**Work instructions:** Rewrite the material below, putting "appointment-state-bar" in place of every "appointment-status-bar" and keeping everything else the same. Leave out the pictures.

START Input

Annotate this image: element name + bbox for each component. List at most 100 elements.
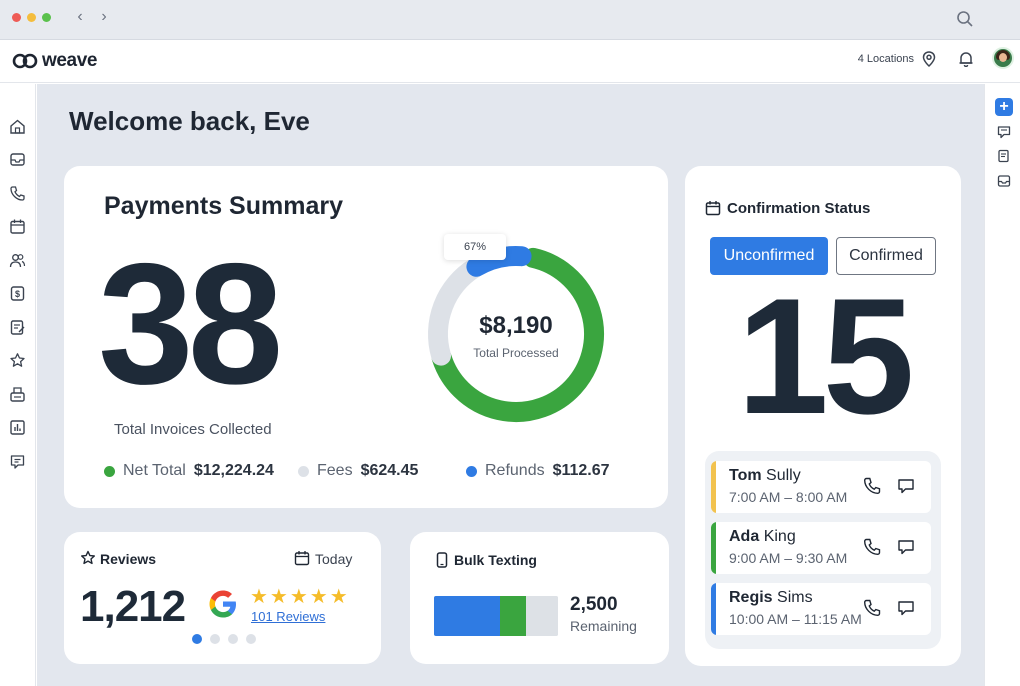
reviews-period[interactable]: Today (315, 551, 353, 567)
total-processed-amount: $8,190 (479, 312, 553, 339)
forward-arrow-icon[interactable]: › (101, 8, 107, 25)
bulk-texting-card[interactable]: Bulk Texting 2,500 Remaining (410, 532, 669, 664)
page-title: Welcome back, Eve (69, 106, 310, 136)
legend-label: Fees (317, 462, 353, 479)
svg-text:$: $ (15, 289, 20, 299)
calendar-icon (294, 551, 310, 566)
contacts-icon[interactable] (9, 252, 26, 269)
appointment-time: 10:00 AM – 11:15 AM (729, 611, 862, 627)
browser-chrome: ‹ › (0, 0, 1020, 40)
forms-icon[interactable] (9, 319, 26, 336)
donut-segment-net-total[interactable] (431, 247, 604, 422)
appointment-patient-name: Ada King (729, 528, 796, 545)
appointment-item[interactable]: Tom Sully 7:00 AM – 8:00 AM (711, 461, 931, 513)
legend-dot-net-total (104, 465, 115, 477)
appointment-status-bar (711, 522, 716, 574)
user-avatar[interactable] (992, 47, 1014, 69)
search-icon[interactable] (956, 10, 974, 28)
bulk-usage-segment (499, 596, 526, 636)
appointment-time: 9:00 AM – 9:30 AM (729, 550, 848, 566)
window-minimize-dot[interactable] (27, 13, 36, 22)
confirmation-status-title: Confirmation Status (727, 200, 871, 217)
appointment-status-bar (711, 461, 716, 513)
notes-icon[interactable] (997, 149, 1011, 163)
remaining-label: Remaining (570, 618, 637, 634)
legend-dot-refunds (466, 465, 477, 477)
legend-refunds: Refunds $112.67 (466, 462, 610, 480)
star-icon (81, 550, 95, 565)
phone-icon[interactable] (9, 185, 26, 202)
payments-icon[interactable]: $ (9, 285, 26, 302)
pager-dot[interactable] (192, 634, 202, 644)
appointment-time: 7:00 AM – 8:00 AM (729, 489, 848, 505)
invoices-collected-label: Total Invoices Collected (114, 421, 272, 438)
pager-dot[interactable] (228, 634, 238, 644)
message-chat-icon[interactable] (897, 599, 915, 617)
mobile-phone-icon (436, 552, 448, 568)
back-arrow-icon[interactable]: ‹ (77, 8, 83, 25)
analytics-icon[interactable] (9, 419, 26, 436)
legend-dot-fees (298, 465, 309, 477)
bulk-usage-bar (434, 596, 558, 636)
tab-confirmed[interactable]: Confirmed (836, 237, 936, 275)
google-logo-icon (209, 590, 236, 618)
weave-logo[interactable]: weave (12, 50, 97, 72)
main-dashboard: Welcome back, Eve Payments Summary 38 To… (37, 84, 984, 686)
home-icon[interactable] (9, 118, 26, 135)
reviews-title: Reviews (100, 551, 157, 567)
weave-logo-icon (12, 53, 38, 69)
pager-dot[interactable] (210, 634, 220, 644)
message-chat-icon[interactable] (897, 477, 915, 495)
rating-stars: ★★★★★ (250, 586, 350, 608)
appointment-list: Tom Sully 7:00 AM – 8:00 AM Ada King 9:0… (705, 451, 941, 649)
logo-text: weave (42, 50, 98, 71)
appointment-patient-name: Regis Sims (729, 589, 813, 606)
notifications-bell-icon[interactable] (958, 51, 974, 67)
percent-badge: 67% (444, 234, 506, 260)
bulk-usage-segment (434, 596, 500, 636)
legend-value: $112.67 (552, 462, 610, 479)
right-sidebar: + (984, 84, 1020, 686)
locations-selector[interactable]: 4 Locations (857, 53, 914, 65)
window-maximize-dot[interactable] (42, 13, 51, 22)
appointment-item[interactable]: Regis Sims 10:00 AM – 11:15 AM (711, 583, 931, 635)
legend-value: $12,224.24 (193, 462, 274, 479)
call-phone-icon[interactable] (863, 538, 881, 556)
left-sidebar: $ (0, 84, 36, 686)
payments-summary-card[interactable]: Payments Summary 38 Total Invoices Colle… (64, 166, 668, 508)
appointment-patient-name: Tom Sully (729, 467, 801, 484)
confirmation-status-card: Confirmation Status Unconfirmed Confirme… (685, 166, 961, 666)
help-icon[interactable] (9, 453, 26, 470)
bulk-usage-segment (525, 596, 558, 636)
legend-fees: Fees $624.45 (298, 462, 418, 480)
add-icon[interactable]: + (995, 98, 1013, 116)
window-close-dot[interactable] (12, 13, 21, 22)
legend-label: Net Total (123, 462, 186, 479)
bulk-texting-title: Bulk Texting (454, 552, 537, 568)
reviews-icon[interactable] (9, 352, 26, 369)
payments-summary-title: Payments Summary (104, 192, 344, 220)
legend-label: Refunds (485, 462, 545, 479)
invoices-collected-count: 38 (98, 228, 283, 420)
reviews-card[interactable]: Reviews Today 1,212 ★★★★★ 101 Reviews (64, 532, 381, 664)
calendar-icon[interactable] (9, 218, 26, 235)
tab-unconfirmed[interactable]: Unconfirmed (710, 237, 828, 275)
total-processed-label: Total Processed (473, 346, 559, 360)
donut-segment-fees[interactable] (428, 257, 485, 366)
appointment-item[interactable]: Ada King 9:00 AM – 9:30 AM (711, 522, 931, 574)
location-pin-icon[interactable] (922, 51, 936, 67)
reviews-count: 1,212 (80, 582, 186, 631)
reviews-link[interactable]: 101 Reviews (251, 609, 326, 624)
fax-icon[interactable] (9, 386, 26, 403)
messages-icon[interactable] (997, 125, 1011, 139)
legend-value: $624.45 (360, 462, 419, 479)
call-phone-icon[interactable] (863, 477, 881, 495)
message-chat-icon[interactable] (897, 538, 915, 556)
legend-net-total: Net Total $12,224.24 (104, 462, 274, 480)
pager-dot[interactable] (246, 634, 256, 644)
inbox-tray-icon[interactable] (997, 174, 1011, 188)
app-header: weave 4 Locations (0, 41, 1020, 83)
inbox-icon[interactable] (9, 151, 26, 168)
call-phone-icon[interactable] (863, 599, 881, 617)
appointment-status-bar (711, 583, 716, 635)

END Input

**Result of this exercise:**
Annotate this image: element name + bbox for each component. List at most 100 elements.
reviews-period[interactable]: Today (315, 551, 353, 567)
total-processed-amount: $8,190 (479, 312, 553, 339)
forward-arrow-icon[interactable]: › (101, 8, 107, 25)
bulk-texting-card[interactable]: Bulk Texting 2,500 Remaining (410, 532, 669, 664)
page-title: Welcome back, Eve (69, 106, 310, 136)
legend-label: Fees (317, 462, 353, 479)
svg-text:$: $ (15, 289, 20, 299)
calendar-icon (294, 551, 310, 566)
contacts-icon[interactable] (9, 252, 26, 269)
appointment-time: 10:00 AM – 11:15 AM (729, 611, 862, 627)
browser-chrome: ‹ › (0, 0, 1020, 40)
forms-icon[interactable] (9, 319, 26, 336)
donut-segment-net-total[interactable] (431, 247, 604, 422)
appointment-patient-name: Ada King (729, 528, 796, 545)
appointment-item[interactable]: Tom Sully 7:00 AM – 8:00 AM (711, 461, 931, 513)
legend-dot-net-total (104, 465, 115, 477)
appointment-state-bar (711, 522, 716, 574)
user-avatar[interactable] (992, 47, 1014, 69)
search-icon[interactable] (956, 10, 974, 28)
bulk-usage-segment (499, 596, 526, 636)
appointment-time: 9:00 AM – 9:30 AM (729, 550, 848, 566)
window-minimize-dot[interactable] (27, 13, 36, 22)
confirmation-status-title: Confirmation Status (727, 200, 871, 217)
appointment-state-bar (711, 461, 716, 513)
notes-icon[interactable] (997, 149, 1011, 163)
remaining-label: Remaining (570, 618, 637, 634)
legend-dot-refunds (466, 465, 477, 477)
legend-refunds: Refunds $112.67 (466, 462, 610, 480)
star-icon (81, 550, 95, 565)
phone-icon[interactable] (9, 185, 26, 202)
payments-icon[interactable]: $ (9, 285, 26, 302)
pager-dot[interactable] (192, 634, 202, 644)
appointment-time: 7:00 AM – 8:00 AM (729, 489, 848, 505)
invoices-collected-label: Total Invoices Collected (114, 421, 272, 438)
pager-dot[interactable] (228, 634, 238, 644)
message-chat-icon[interactable] (897, 599, 915, 617)
mobile-phone-icon (436, 552, 448, 568)
back-arrow-icon[interactable]: ‹ (77, 8, 83, 25)
analytics-icon[interactable] (9, 419, 26, 436)
legend-dot-fees (298, 465, 309, 477)
bulk-usage-bar (434, 596, 558, 636)
tab-confirmed[interactable]: Confirmed (836, 237, 936, 275)
google-logo-icon (209, 590, 236, 618)
weave-logo[interactable]: weave (12, 50, 97, 72)
main-dashboard: Welcome back, Eve Payments Summary 38 To… (37, 84, 984, 686)
home-icon[interactable] (9, 118, 26, 135)
reviews-title: Reviews (100, 551, 157, 567)
weave-logo-icon (12, 53, 38, 69)
pager-dot[interactable] (210, 634, 220, 644)
message-chat-icon[interactable] (897, 477, 915, 495)
rating-stars: ★★★★★ (250, 586, 350, 608)
appointment-list: Tom Sully 7:00 AM – 8:00 AM Ada King 9:0… (705, 451, 941, 649)
logo-text: weave (42, 50, 98, 71)
appointment-patient-name: Regis Sims (729, 589, 813, 606)
notifications-bell-icon[interactable] (958, 51, 974, 67)
percent-badge: 67% (444, 234, 506, 260)
bulk-usage-segment (434, 596, 500, 636)
legend-value: $112.67 (552, 462, 610, 479)
right-sidebar: + (984, 84, 1020, 686)
locations-selector[interactable]: 4 Locations (857, 53, 914, 65)
window-maximize-dot[interactable] (42, 13, 51, 22)
appointment-item[interactable]: Regis Sims 10:00 AM – 11:15 AM (711, 583, 931, 635)
legend-value: $12,224.24 (193, 462, 274, 479)
call-phone-icon[interactable] (863, 538, 881, 556)
left-sidebar: $ (0, 84, 36, 686)
payments-summary-card[interactable]: Payments Summary 38 Total Invoices Colle… (64, 166, 668, 508)
appointment-patient-name: Tom Sully (729, 467, 801, 484)
confirmation-status-card: Confirmation Status Unconfirmed Confirme… (685, 166, 961, 666)
help-icon[interactable] (9, 453, 26, 470)
bulk-usage-segment (525, 596, 558, 636)
legend-fees: Fees $624.45 (298, 462, 418, 480)
add-icon[interactable]: + (995, 98, 1013, 116)
window-close-dot[interactable] (12, 13, 21, 22)
legend-label: Net Total (123, 462, 186, 479)
bulk-texting-title: Bulk Texting (454, 552, 537, 568)
reviews-icon[interactable] (9, 352, 26, 369)
payments-summary-title: Payments Summary (104, 192, 344, 220)
legend-label: Refunds (485, 462, 545, 479)
invoices-collected-count: 38 (98, 228, 283, 420)
reviews-card[interactable]: Reviews Today 1,212 ★★★★★ 101 Reviews (64, 532, 381, 664)
calendar-icon[interactable] (9, 218, 26, 235)
tab-unconfirmed[interactable]: Unconfirmed (710, 237, 828, 275)
total-processed-label: Total Processed (473, 346, 559, 360)
donut-segment-fees[interactable] (428, 257, 485, 366)
appointment-item[interactable]: Ada King 9:00 AM – 9:30 AM (711, 522, 931, 574)
location-pin-icon[interactable] (922, 51, 936, 67)
reviews-count: 1,212 (80, 582, 186, 631)
reviews-link[interactable]: 101 Reviews (251, 609, 326, 624)
fax-icon[interactable] (9, 386, 26, 403)
messages-icon[interactable] (997, 125, 1011, 139)
legend-value: $624.45 (360, 462, 419, 479)
call-phone-icon[interactable] (863, 477, 881, 495)
message-chat-icon[interactable] (897, 538, 915, 556)
legend-net-total: Net Total $12,224.24 (104, 462, 274, 480)
pager-dot[interactable] (246, 634, 256, 644)
inbox-tray-icon[interactable] (997, 174, 1011, 188)
app-header: weave 4 Locations (0, 41, 1020, 83)
inbox-icon[interactable] (9, 151, 26, 168)
call-phone-icon[interactable] (863, 599, 881, 617)
appointment-state-bar (711, 583, 716, 635)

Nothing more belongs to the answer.